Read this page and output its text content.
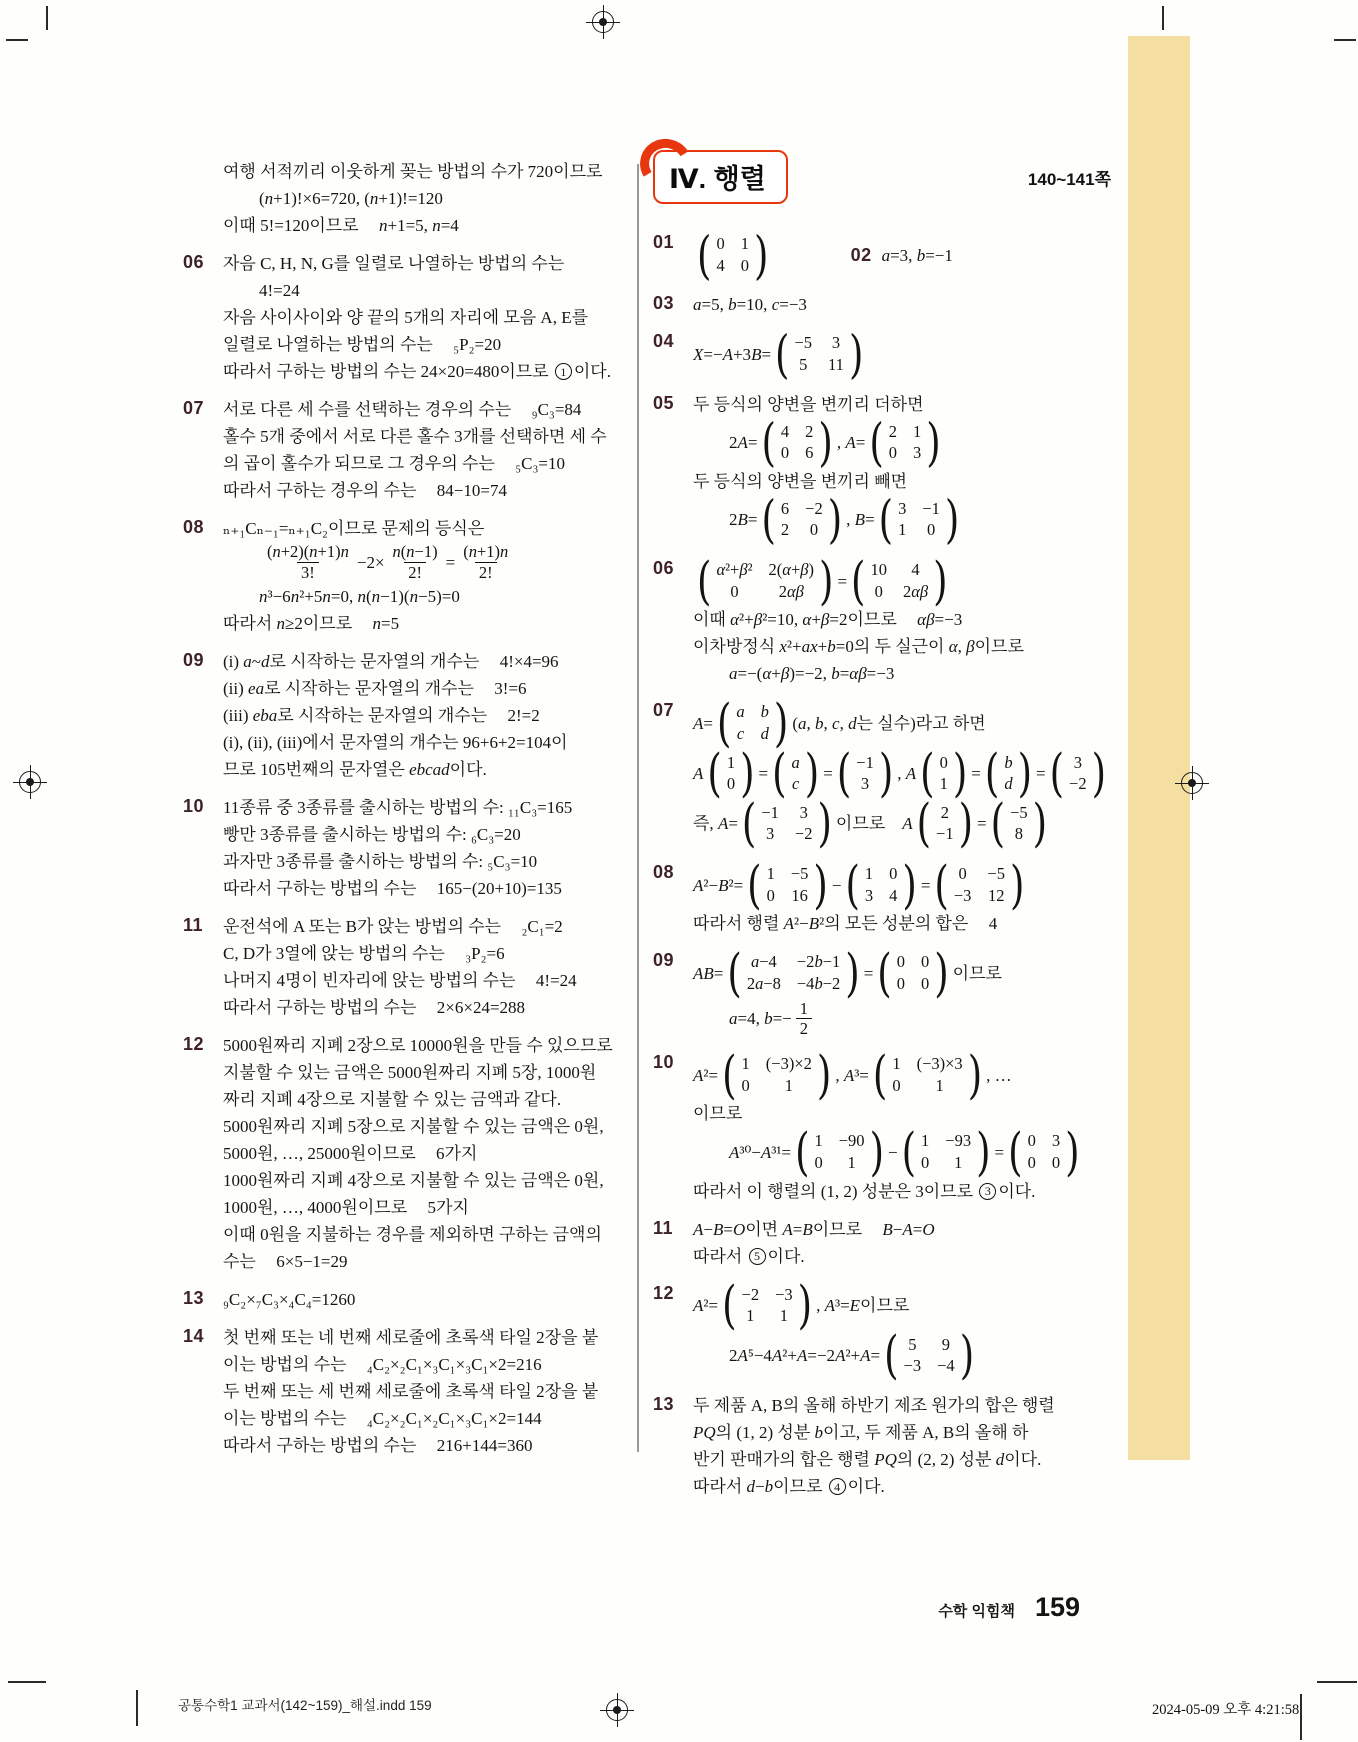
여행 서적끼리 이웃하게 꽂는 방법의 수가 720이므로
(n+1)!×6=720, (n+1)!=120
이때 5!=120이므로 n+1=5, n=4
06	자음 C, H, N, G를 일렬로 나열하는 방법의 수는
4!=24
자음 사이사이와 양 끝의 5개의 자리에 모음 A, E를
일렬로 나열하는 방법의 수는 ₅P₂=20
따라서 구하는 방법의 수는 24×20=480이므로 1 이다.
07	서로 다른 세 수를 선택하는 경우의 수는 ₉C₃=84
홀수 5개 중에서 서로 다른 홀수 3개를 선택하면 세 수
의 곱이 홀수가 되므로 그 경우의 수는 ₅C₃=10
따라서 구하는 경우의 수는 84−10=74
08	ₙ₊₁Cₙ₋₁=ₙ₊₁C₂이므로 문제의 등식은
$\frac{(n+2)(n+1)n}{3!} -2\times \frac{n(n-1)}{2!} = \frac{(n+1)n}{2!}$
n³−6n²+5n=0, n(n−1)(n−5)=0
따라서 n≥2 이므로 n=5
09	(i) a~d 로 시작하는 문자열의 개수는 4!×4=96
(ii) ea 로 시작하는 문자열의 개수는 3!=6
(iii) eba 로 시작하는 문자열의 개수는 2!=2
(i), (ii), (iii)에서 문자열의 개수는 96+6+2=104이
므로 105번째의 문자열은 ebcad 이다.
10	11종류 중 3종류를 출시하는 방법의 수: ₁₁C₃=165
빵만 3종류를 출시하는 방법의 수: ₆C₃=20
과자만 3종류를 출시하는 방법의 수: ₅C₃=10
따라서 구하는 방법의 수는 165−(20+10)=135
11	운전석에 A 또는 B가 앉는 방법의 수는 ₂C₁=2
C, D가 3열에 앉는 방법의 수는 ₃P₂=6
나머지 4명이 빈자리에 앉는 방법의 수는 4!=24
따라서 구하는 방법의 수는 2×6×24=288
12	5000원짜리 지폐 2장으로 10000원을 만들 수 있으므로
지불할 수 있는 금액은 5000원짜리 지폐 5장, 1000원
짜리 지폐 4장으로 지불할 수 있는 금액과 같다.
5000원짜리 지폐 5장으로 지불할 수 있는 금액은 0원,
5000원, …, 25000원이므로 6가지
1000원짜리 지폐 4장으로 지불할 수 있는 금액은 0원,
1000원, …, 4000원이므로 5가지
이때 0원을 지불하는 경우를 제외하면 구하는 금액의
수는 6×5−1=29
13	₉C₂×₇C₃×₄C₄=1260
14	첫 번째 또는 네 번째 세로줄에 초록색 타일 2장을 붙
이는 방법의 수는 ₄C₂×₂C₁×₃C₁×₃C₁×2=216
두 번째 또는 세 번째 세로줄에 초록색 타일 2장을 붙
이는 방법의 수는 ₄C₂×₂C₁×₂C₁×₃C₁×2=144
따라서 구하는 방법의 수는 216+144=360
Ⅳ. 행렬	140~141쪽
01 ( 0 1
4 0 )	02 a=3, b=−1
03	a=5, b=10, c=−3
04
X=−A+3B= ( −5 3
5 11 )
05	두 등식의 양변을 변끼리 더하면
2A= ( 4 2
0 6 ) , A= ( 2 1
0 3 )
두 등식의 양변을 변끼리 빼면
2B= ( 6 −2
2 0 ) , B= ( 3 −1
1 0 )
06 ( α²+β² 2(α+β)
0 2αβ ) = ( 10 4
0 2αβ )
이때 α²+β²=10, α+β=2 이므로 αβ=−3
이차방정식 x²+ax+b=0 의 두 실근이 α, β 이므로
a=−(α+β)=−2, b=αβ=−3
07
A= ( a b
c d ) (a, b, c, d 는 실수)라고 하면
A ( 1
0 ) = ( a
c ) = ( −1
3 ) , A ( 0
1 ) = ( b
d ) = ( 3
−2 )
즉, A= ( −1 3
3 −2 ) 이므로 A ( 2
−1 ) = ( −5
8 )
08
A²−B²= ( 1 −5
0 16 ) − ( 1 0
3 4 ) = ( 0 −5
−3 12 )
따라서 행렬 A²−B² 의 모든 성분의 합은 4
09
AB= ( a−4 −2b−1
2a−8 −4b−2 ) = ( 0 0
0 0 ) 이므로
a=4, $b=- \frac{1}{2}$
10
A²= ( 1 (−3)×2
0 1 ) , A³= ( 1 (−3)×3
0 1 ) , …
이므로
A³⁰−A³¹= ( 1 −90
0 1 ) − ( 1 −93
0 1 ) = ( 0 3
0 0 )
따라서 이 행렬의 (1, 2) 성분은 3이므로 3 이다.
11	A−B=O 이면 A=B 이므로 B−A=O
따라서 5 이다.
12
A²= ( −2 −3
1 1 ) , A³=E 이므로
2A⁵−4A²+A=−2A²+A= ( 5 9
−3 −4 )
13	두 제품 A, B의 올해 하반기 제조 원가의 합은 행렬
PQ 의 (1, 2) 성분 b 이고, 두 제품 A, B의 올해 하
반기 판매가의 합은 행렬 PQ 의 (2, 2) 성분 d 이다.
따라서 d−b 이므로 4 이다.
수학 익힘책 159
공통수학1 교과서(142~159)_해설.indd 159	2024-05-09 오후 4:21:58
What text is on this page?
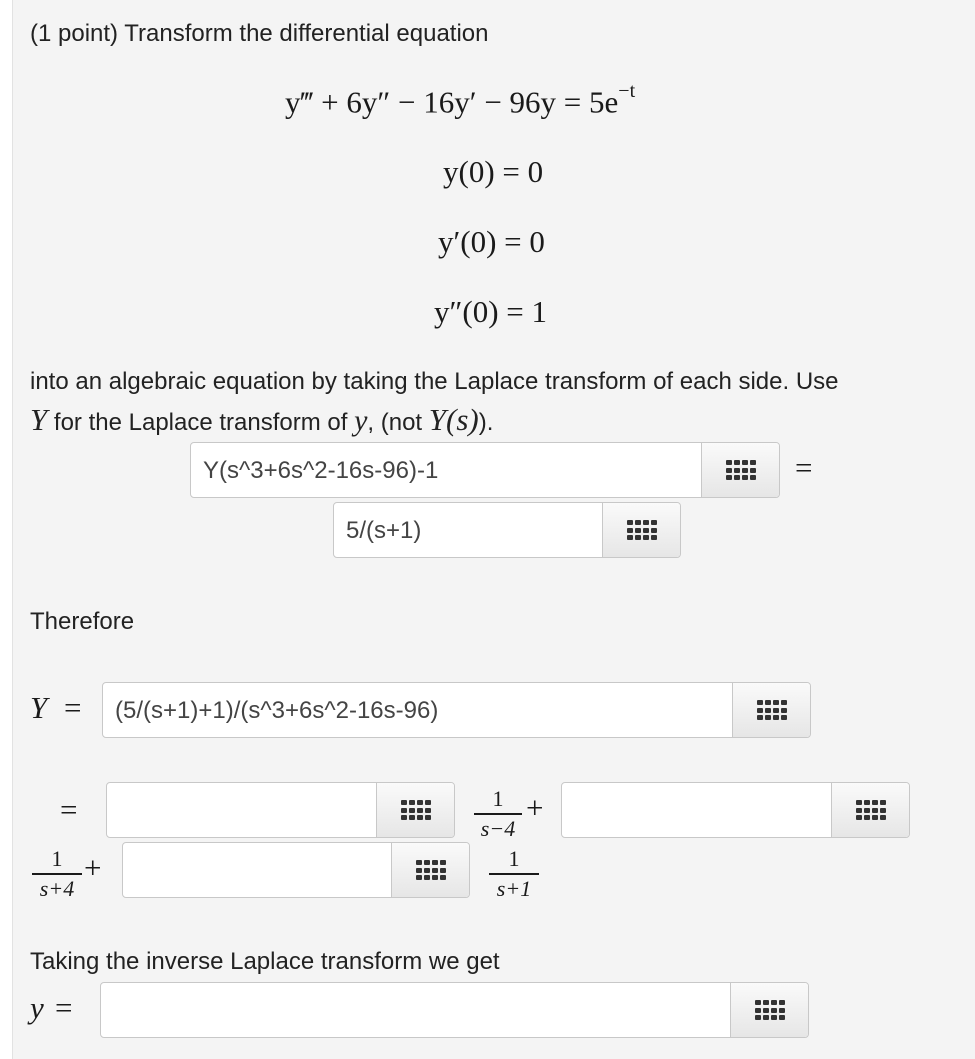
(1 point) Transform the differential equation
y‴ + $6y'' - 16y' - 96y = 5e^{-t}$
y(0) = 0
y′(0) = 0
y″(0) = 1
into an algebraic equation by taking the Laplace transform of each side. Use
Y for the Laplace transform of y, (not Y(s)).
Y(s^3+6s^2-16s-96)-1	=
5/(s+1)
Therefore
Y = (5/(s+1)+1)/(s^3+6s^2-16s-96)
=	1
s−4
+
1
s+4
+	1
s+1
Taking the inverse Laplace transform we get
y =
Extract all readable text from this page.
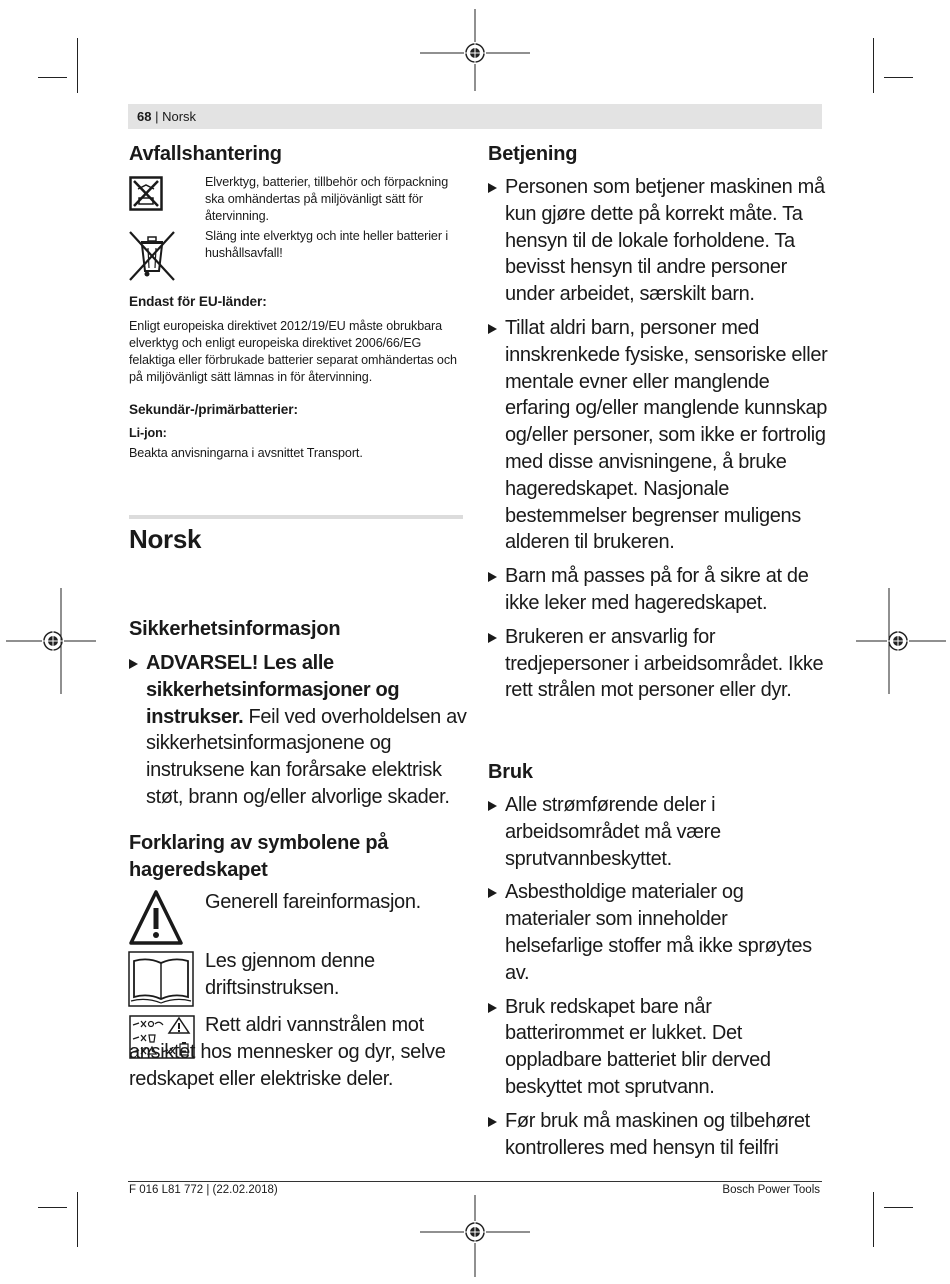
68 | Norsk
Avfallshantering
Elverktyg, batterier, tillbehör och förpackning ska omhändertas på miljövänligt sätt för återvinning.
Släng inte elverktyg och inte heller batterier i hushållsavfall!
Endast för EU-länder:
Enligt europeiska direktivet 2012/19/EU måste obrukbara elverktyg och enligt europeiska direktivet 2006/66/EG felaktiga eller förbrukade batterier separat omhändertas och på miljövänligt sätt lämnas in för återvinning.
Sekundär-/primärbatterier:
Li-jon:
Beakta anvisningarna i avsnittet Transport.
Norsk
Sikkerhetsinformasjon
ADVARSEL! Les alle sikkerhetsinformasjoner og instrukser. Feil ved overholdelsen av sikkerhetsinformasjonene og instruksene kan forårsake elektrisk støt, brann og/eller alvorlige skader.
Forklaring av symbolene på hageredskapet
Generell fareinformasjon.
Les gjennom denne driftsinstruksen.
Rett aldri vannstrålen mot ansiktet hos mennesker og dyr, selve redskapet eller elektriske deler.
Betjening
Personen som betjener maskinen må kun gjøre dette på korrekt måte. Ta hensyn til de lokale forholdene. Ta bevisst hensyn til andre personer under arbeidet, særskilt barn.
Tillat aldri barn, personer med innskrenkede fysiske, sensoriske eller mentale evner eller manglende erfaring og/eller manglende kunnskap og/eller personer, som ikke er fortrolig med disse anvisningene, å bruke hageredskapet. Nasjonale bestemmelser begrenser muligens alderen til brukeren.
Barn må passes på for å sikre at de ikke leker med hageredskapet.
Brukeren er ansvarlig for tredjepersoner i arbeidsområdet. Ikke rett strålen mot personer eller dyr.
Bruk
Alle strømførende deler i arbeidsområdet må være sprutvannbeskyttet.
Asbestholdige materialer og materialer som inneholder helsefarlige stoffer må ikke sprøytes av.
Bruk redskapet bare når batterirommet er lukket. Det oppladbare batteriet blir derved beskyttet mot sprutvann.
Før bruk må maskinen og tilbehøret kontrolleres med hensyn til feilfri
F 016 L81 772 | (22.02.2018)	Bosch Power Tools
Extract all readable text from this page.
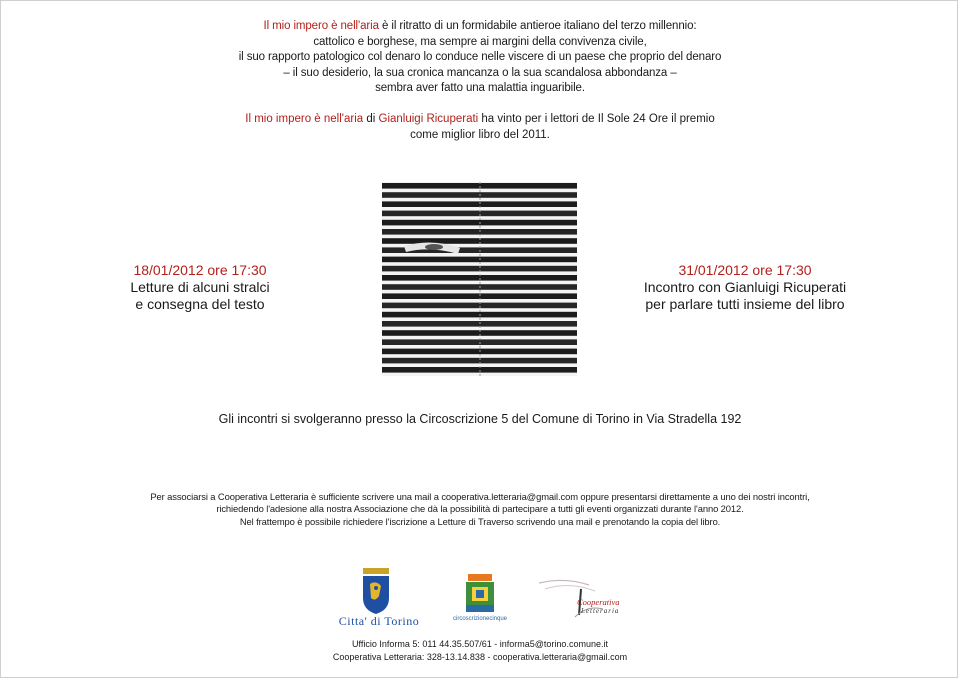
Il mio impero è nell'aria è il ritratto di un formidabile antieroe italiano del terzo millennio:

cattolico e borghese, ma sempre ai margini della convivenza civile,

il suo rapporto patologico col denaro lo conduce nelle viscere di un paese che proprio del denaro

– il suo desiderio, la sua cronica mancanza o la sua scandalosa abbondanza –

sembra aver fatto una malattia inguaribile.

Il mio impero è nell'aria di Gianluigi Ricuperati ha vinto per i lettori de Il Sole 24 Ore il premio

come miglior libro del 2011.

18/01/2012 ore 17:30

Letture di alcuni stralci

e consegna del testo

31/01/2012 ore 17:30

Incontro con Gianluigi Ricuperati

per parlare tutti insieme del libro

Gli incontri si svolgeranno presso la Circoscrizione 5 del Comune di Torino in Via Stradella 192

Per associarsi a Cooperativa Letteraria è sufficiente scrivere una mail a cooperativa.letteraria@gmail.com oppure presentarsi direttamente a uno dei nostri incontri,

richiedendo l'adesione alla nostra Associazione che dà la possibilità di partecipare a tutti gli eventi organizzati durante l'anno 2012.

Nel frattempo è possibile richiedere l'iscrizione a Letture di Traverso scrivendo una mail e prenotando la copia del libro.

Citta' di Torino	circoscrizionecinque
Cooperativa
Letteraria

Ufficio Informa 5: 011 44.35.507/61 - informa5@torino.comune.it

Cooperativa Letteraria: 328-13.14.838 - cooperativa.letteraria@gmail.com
◆ ◆ ◆ ◆ ◆
Only the number is wanted: how many lines in the preceding entries hold the string "frac"?

2